> INPUT ROWS:
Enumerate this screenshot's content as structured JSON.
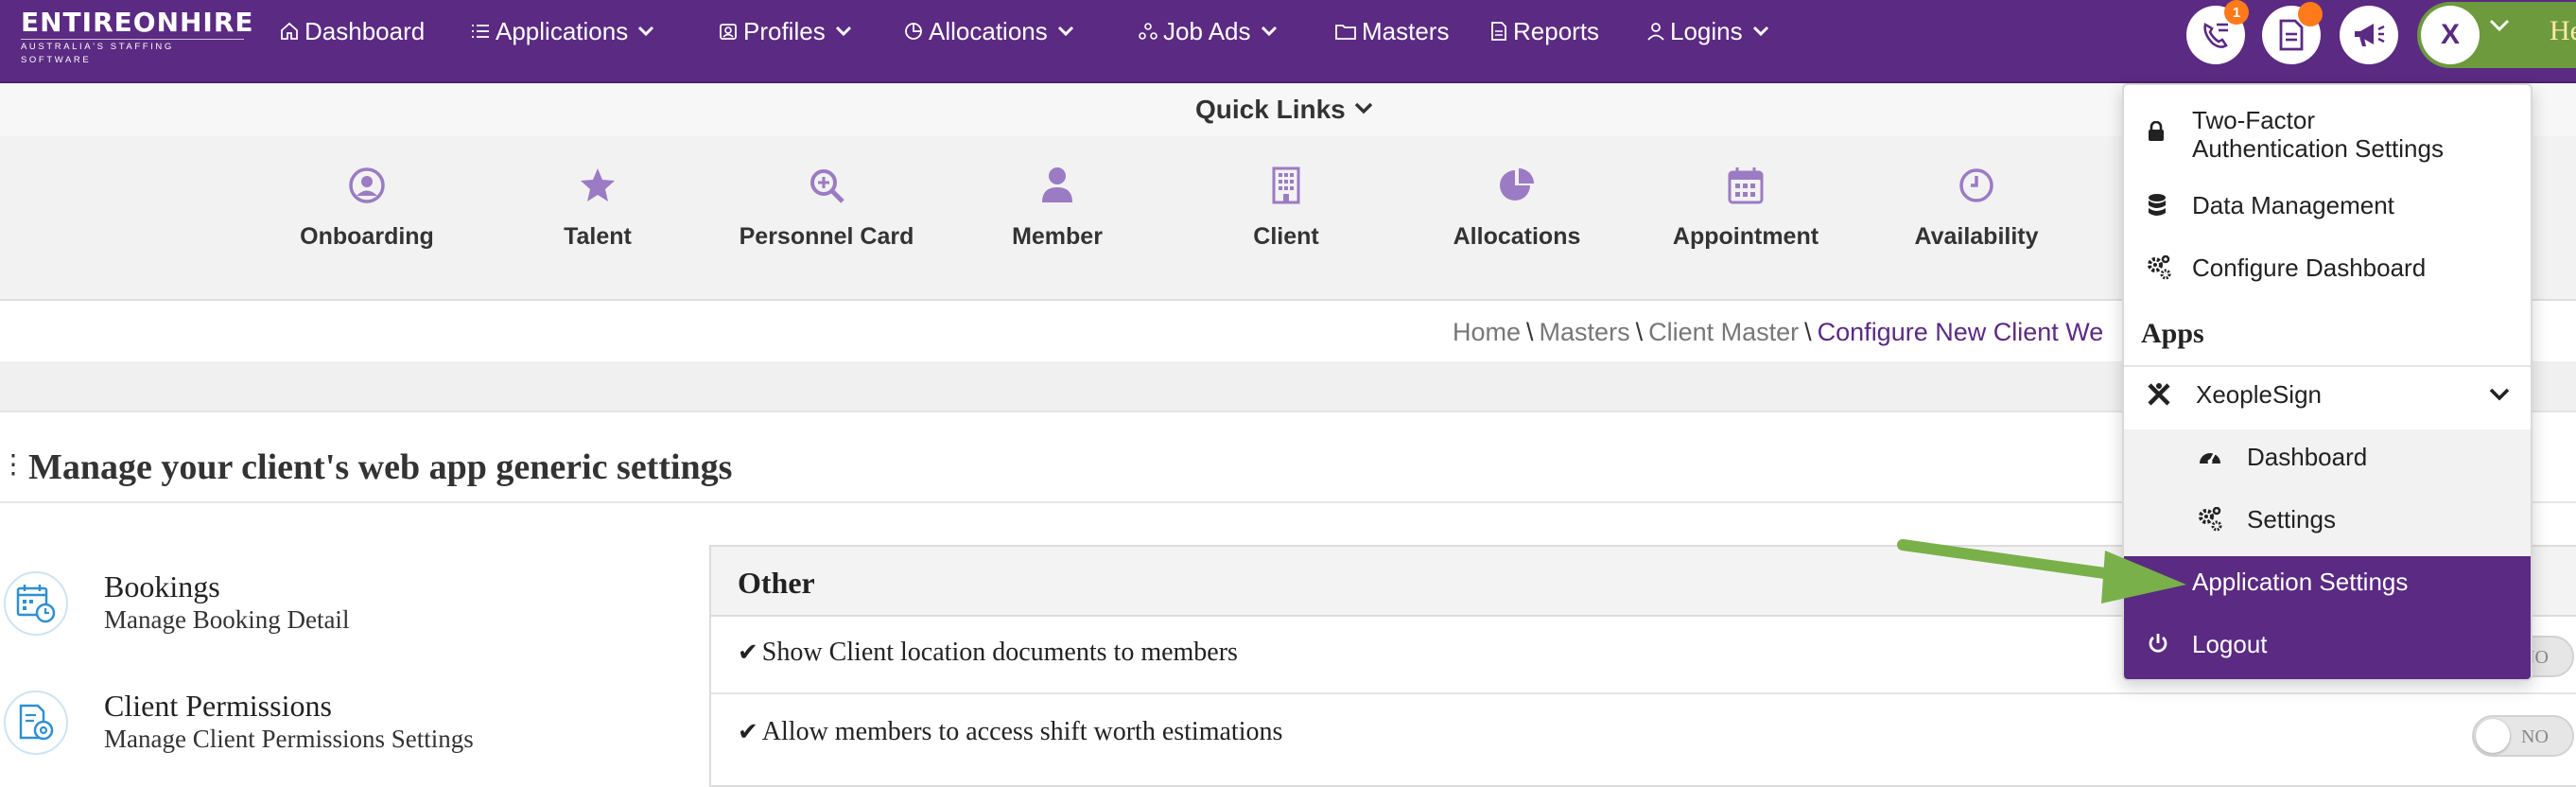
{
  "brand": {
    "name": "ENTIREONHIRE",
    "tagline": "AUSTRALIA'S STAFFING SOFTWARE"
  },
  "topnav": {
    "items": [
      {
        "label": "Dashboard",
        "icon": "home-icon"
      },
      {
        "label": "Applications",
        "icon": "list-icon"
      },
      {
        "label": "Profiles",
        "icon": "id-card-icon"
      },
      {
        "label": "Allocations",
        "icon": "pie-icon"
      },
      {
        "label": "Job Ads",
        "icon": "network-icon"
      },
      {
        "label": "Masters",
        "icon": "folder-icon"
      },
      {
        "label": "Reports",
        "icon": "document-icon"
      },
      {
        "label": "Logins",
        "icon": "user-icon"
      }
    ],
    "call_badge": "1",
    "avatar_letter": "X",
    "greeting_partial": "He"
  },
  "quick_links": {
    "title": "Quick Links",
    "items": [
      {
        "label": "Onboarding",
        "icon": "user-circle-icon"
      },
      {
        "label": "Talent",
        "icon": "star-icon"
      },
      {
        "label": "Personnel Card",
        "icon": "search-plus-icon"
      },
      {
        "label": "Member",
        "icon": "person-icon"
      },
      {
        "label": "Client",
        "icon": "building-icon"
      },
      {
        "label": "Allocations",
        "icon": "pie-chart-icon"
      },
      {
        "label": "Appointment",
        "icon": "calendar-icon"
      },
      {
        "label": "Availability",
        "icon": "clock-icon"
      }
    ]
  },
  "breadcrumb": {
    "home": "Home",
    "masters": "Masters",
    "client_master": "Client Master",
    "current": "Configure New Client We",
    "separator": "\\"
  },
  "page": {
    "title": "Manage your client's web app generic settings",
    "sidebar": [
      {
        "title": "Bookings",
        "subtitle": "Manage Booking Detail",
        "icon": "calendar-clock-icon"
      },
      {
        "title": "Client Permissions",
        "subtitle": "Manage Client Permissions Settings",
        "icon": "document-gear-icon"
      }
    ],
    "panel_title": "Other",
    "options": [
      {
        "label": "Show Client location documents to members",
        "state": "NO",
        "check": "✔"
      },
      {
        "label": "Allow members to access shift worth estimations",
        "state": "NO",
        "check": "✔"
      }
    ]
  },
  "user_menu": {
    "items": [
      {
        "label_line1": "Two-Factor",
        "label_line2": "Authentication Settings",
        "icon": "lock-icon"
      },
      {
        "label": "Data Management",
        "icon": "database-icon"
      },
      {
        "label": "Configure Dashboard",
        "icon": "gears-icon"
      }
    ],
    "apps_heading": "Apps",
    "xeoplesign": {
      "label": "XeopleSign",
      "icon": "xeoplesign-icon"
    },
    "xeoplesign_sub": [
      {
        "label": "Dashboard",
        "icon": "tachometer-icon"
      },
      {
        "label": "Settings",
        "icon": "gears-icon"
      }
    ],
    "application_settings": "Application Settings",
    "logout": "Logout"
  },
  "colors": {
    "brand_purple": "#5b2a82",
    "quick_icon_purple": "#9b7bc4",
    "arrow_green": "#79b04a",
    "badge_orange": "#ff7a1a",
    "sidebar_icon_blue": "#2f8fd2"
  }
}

==

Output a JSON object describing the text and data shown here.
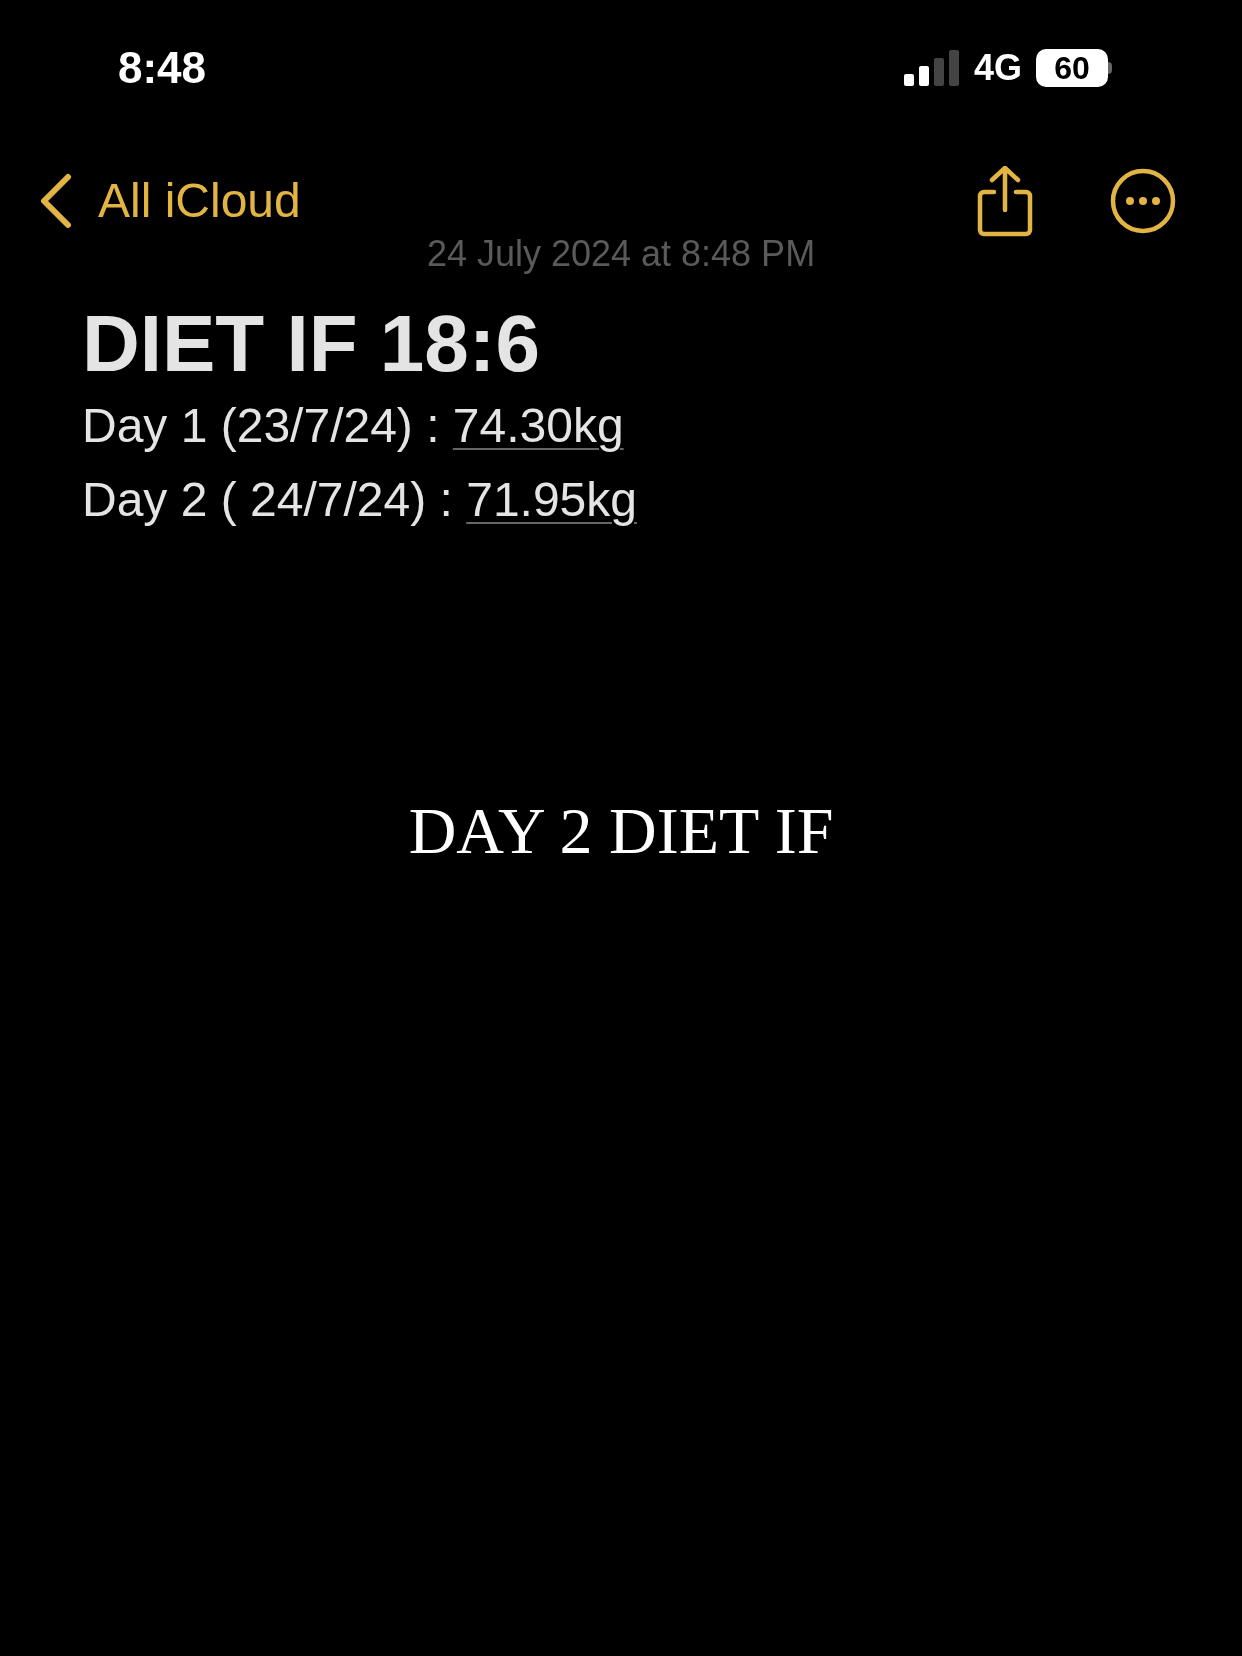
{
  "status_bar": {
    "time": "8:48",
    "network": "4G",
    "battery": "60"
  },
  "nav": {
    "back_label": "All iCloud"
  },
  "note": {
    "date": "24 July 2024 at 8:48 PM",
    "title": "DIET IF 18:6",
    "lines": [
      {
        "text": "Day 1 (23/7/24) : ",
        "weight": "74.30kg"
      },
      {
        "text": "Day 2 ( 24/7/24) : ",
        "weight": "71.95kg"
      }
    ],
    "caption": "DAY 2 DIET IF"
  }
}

> GOAL:
Find all lines with "clock" in them and copy each one.

> RIGHT ANSWER:
        "icon": "clock-icon"
        "icon": "calendar-clock-icon"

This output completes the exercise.